Requirements
Can the data below be set down again exactly, line for line?

Stored items from a collection:
'''

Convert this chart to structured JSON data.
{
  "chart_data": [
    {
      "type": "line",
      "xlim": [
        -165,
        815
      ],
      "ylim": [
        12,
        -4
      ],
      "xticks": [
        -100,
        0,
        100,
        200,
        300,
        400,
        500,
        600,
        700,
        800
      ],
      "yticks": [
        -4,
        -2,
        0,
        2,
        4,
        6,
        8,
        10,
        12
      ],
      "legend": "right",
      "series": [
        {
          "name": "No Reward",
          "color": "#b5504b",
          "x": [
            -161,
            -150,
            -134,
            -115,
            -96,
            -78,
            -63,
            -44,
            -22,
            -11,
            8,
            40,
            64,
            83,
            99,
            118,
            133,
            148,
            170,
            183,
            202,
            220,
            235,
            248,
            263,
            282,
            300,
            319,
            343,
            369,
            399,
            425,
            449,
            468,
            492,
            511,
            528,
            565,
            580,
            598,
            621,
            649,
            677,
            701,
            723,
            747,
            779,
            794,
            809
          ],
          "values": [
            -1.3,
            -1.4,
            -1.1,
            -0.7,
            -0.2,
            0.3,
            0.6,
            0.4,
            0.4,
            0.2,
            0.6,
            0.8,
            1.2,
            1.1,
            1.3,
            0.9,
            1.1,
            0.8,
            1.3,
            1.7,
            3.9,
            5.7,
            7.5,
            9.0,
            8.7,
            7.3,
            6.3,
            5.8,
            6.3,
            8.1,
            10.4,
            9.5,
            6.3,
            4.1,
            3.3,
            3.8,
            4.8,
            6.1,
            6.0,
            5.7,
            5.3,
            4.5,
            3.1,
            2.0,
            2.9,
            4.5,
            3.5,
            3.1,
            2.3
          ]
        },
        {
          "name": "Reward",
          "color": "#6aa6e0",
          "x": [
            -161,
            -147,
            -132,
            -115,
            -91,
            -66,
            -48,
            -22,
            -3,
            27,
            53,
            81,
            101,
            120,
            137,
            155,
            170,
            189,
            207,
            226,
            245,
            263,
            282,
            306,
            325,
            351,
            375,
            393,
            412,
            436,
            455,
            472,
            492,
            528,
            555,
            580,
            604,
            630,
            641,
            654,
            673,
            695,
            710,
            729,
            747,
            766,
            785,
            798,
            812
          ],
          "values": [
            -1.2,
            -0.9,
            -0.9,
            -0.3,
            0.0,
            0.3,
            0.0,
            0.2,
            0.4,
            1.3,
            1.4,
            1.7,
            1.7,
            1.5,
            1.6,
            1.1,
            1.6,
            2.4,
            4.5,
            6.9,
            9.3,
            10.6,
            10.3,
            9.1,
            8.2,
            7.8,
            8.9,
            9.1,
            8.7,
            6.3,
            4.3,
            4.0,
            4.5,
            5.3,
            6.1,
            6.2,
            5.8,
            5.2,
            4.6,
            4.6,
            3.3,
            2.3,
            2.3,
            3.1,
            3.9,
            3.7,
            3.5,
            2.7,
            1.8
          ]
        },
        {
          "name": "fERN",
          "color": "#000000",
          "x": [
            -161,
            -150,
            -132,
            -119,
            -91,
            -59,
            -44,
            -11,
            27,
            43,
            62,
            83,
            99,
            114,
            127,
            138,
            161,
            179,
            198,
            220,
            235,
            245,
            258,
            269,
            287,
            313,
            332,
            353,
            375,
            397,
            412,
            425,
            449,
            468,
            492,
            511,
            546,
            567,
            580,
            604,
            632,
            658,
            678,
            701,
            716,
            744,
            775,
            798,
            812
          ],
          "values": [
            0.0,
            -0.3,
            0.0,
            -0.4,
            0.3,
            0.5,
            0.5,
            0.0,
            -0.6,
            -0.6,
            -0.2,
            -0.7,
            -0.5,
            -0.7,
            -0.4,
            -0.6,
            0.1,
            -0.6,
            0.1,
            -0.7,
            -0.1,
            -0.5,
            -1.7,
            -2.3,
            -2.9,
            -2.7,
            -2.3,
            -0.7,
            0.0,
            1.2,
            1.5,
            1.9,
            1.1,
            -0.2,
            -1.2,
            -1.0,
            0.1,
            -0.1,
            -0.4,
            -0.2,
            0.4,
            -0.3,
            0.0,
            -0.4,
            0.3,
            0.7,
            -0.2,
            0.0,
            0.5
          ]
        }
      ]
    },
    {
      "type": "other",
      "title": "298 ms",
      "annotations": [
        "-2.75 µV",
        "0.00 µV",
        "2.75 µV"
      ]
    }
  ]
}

'''

Finished task
Convert this chart to structured JSON data.
{
  "chart_data": [
    {
      "type": "line",
      "xlim": [
        -165,
        815
      ],
      "ylim": [
        12,
        -4
      ],
      "xticks": [
        -100,
        0,
        100,
        200,
        300,
        400,
        500,
        600,
        700,
        800
      ],
      "yticks": [
        -4,
        -2,
        0,
        2,
        4,
        6,
        8,
        10,
        12
      ],
      "legend": "right",
      "series": [
        {
          "name": "No Reward",
          "color": "#b5504b",
          "x": [
            -161,
            -150,
            -134,
            -115,
            -96,
            -78,
            -63,
            -44,
            -22,
            -11,
            8,
            40,
            64,
            83,
            99,
            118,
            133,
            148,
            170,
            183,
            202,
            220,
            235,
            248,
            263,
            282,
            300,
            319,
            343,
            369,
            399,
            425,
            449,
            468,
            492,
            511,
            528,
            565,
            580,
            598,
            621,
            649,
            677,
            701,
            723,
            747,
            779,
            794,
            809
          ],
          "values": [
            -1.3,
            -1.4,
            -1.1,
            -0.7,
            -0.2,
            0.3,
            0.6,
            0.4,
            0.4,
            0.2,
            0.6,
            0.8,
            1.2,
            1.1,
            1.3,
            0.9,
            1.1,
            0.8,
            1.3,
            1.7,
            3.9,
            5.7,
            7.5,
            9.0,
            8.7,
            7.3,
            6.3,
            5.8,
            6.3,
            8.1,
            10.4,
            9.5,
            6.3,
            4.1,
            3.3,
            3.8,
            4.8,
            6.1,
            6.0,
            5.7,
            5.3,
            4.5,
            3.1,
            2.0,
            2.9,
            4.5,
            3.5,
            3.1,
            2.3
          ]
        },
        {
          "name": "Reward",
          "color": "#6aa6e0",
          "x": [
            -161,
            -147,
            -132,
            -115,
            -91,
            -66,
            -48,
            -22,
            -3,
            27,
            53,
            81,
            101,
            120,
            137,
            155,
            170,
            189,
            207,
            226,
            245,
            263,
            282,
            306,
            325,
            351,
            375,
            393,
            412,
            436,
            455,
            472,
            492,
            528,
            555,
            580,
            604,
            630,
            641,
            654,
            673,
            695,
            710,
            729,
            747,
            766,
            785,
            798,
            812
          ],
          "values": [
            -1.2,
            -0.9,
            -0.9,
            -0.3,
            0.0,
            0.3,
            0.0,
            0.2,
            0.4,
            1.3,
            1.4,
            1.7,
            1.7,
            1.5,
            1.6,
            1.1,
            1.6,
            2.4,
            4.5,
            6.9,
            9.3,
            10.6,
            10.3,
            9.1,
            8.2,
            7.8,
            8.9,
            9.1,
            8.7,
            6.3,
            4.3,
            4.0,
            4.5,
            5.3,
            6.1,
            6.2,
            5.8,
            5.2,
            4.6,
            4.6,
            3.3,
            2.3,
            2.3,
            3.1,
            3.9,
            3.7,
            3.5,
            2.7,
            1.8
          ]
        },
        {
          "name": "fERN",
          "color": "#000000",
          "x": [
            -161,
            -150,
            -132,
            -119,
            -91,
            -59,
            -44,
            -11,
            27,
            43,
            62,
            83,
            99,
            114,
            127,
            138,
            161,
            179,
            198,
            220,
            235,
            245,
            258,
            269,
            287,
            313,
            332,
            353,
            375,
            397,
            412,
            425,
            449,
            468,
            492,
            511,
            546,
            567,
            580,
            604,
            632,
            658,
            678,
            701,
            716,
            744,
            775,
            798,
            812
          ],
          "values": [
            0.0,
            -0.3,
            0.0,
            -0.4,
            0.3,
            0.5,
            0.5,
            0.0,
            -0.6,
            -0.6,
            -0.2,
            -0.7,
            -0.5,
            -0.7,
            -0.4,
            -0.6,
            0.1,
            -0.6,
            0.1,
            -0.7,
            -0.1,
            -0.5,
            -1.7,
            -2.3,
            -2.9,
            -2.7,
            -2.3,
            -0.7,
            0.0,
            1.2,
            1.5,
            1.9,
            1.1,
            -0.2,
            -1.2,
            -1.0,
            0.1,
            -0.1,
            -0.4,
            -0.2,
            0.4,
            -0.3,
            0.0,
            -0.4,
            0.3,
            0.7,
            -0.2,
            0.0,
            0.5
          ]
        }
      ]
    },
    {
      "type": "other",
      "title": "298 ms",
      "annotations": [
        "-2.75 µV",
        "0.00 µV",
        "2.75 µV"
      ]
    }
  ]
}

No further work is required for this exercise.